═══ Exercise materials
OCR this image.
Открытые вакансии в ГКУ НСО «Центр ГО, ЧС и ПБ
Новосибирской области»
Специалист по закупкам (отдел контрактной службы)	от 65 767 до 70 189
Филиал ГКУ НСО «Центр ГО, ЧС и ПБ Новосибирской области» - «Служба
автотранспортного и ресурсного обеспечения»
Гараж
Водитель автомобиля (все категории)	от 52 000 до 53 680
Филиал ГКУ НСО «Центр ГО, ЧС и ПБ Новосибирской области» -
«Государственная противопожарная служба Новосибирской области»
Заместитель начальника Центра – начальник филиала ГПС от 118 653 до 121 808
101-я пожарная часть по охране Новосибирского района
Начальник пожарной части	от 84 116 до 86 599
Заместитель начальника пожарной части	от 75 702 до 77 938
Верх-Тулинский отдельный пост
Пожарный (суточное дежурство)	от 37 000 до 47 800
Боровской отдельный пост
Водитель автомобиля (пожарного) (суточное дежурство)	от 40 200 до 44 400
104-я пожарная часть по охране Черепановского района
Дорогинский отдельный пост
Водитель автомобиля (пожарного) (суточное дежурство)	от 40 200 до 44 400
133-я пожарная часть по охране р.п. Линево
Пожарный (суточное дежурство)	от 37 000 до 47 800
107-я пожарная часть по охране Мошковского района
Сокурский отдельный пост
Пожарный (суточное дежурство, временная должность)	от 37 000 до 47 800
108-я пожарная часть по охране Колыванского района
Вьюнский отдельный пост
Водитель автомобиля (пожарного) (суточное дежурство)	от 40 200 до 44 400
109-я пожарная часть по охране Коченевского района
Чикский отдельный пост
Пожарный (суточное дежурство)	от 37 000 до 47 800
══════
Task directions ▸ Count how many lines above include the word "пожарной" and answer with that figure only.

Exercise result ▸ 2